▶ **Stated exercise**:
Pull out every line in the data that has the string "structured" in it.

▶ **Records**:
********************
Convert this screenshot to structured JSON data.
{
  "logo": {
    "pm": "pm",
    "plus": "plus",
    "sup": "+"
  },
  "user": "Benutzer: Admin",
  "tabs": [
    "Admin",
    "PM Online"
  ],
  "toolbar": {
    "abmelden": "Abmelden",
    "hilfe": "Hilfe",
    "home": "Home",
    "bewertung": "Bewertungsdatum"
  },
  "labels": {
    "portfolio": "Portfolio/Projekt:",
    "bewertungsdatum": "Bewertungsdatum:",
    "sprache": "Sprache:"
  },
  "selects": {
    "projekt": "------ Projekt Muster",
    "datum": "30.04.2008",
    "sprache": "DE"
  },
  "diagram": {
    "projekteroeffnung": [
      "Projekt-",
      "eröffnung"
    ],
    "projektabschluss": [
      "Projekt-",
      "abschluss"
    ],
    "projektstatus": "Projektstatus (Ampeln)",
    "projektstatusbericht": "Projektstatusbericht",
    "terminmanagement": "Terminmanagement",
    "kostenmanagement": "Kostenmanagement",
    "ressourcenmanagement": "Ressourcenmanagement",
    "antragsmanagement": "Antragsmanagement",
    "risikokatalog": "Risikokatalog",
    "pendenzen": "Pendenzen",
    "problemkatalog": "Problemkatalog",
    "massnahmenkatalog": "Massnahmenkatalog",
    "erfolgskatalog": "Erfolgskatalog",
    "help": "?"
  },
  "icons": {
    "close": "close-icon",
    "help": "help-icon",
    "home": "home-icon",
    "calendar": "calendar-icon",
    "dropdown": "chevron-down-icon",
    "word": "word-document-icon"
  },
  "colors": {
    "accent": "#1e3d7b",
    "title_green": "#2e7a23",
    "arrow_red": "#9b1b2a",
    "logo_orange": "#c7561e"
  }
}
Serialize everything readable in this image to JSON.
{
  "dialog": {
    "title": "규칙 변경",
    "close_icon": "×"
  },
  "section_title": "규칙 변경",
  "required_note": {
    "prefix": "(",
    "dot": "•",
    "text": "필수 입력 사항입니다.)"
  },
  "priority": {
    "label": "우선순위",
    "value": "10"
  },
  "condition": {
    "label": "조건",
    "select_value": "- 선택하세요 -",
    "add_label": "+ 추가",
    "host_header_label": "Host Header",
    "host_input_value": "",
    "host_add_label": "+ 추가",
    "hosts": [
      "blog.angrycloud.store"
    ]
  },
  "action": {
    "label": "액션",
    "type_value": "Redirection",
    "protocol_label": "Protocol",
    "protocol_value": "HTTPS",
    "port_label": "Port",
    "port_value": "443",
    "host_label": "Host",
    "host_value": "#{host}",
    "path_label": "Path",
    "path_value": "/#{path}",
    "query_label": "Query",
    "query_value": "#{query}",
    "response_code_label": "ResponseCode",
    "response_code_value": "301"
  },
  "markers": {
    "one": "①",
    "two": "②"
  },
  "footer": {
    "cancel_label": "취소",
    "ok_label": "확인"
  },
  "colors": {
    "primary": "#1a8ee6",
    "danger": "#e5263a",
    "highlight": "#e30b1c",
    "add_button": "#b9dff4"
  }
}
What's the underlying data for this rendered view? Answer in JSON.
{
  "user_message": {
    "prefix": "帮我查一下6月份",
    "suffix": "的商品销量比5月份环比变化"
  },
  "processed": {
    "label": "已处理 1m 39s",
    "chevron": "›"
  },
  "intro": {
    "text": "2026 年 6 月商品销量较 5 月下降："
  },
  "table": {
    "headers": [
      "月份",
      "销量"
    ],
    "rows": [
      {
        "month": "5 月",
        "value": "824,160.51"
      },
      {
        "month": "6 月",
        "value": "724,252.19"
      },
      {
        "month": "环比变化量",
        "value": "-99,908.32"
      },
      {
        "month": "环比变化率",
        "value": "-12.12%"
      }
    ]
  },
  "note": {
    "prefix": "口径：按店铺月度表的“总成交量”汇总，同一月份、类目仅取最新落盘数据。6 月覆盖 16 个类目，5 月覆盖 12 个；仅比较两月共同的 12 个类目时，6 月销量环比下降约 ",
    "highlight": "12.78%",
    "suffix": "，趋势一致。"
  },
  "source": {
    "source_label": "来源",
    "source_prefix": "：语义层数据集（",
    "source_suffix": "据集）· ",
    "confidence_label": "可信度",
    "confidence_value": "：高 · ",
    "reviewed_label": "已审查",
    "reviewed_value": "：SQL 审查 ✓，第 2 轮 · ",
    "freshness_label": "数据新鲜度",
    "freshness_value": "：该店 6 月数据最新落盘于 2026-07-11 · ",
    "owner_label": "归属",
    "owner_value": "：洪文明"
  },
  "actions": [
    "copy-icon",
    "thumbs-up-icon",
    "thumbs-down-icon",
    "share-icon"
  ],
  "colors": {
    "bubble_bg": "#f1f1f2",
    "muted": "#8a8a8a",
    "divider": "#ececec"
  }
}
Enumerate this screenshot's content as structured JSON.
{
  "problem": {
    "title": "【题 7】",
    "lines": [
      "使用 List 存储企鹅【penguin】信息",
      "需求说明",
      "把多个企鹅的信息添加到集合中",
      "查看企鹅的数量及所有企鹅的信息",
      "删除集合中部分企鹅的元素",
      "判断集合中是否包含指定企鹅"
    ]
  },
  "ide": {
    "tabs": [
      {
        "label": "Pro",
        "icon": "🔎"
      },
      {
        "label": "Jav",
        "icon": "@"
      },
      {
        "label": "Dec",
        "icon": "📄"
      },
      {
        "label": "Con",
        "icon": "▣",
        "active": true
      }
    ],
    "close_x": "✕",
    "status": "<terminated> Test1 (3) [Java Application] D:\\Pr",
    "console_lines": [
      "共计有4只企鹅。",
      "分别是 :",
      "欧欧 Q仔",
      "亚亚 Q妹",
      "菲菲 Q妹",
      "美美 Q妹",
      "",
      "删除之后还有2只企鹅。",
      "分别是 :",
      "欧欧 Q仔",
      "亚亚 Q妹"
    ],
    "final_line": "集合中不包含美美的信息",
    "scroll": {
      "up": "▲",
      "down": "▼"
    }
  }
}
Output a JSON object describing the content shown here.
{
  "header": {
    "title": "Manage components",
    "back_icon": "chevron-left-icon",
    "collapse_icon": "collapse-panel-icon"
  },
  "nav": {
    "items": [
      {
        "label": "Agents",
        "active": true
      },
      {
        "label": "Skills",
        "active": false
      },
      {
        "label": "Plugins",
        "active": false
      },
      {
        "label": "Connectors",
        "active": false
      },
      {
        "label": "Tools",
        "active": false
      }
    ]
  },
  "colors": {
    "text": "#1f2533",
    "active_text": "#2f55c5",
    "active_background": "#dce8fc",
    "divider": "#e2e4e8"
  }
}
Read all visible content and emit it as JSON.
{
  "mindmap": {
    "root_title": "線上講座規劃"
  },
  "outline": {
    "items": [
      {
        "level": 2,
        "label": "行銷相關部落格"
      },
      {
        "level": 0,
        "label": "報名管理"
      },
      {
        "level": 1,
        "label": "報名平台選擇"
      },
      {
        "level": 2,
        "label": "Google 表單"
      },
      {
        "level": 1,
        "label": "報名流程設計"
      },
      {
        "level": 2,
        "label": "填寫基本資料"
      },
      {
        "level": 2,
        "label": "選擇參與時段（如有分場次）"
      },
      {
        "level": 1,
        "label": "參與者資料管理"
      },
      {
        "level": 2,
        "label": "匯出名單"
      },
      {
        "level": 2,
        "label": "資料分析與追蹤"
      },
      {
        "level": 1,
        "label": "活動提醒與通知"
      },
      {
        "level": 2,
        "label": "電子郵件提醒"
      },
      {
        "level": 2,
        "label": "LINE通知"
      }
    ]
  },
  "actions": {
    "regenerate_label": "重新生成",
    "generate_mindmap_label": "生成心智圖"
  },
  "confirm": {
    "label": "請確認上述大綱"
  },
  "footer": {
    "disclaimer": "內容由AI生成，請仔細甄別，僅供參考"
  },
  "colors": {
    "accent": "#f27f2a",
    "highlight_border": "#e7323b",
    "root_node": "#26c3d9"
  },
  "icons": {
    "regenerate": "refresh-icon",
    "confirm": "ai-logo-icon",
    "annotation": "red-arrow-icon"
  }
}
********************
▶ **Exercise solution**:
Convert this screenshot to structured JSON data.
Enumerate this screenshot's content as structured JSON.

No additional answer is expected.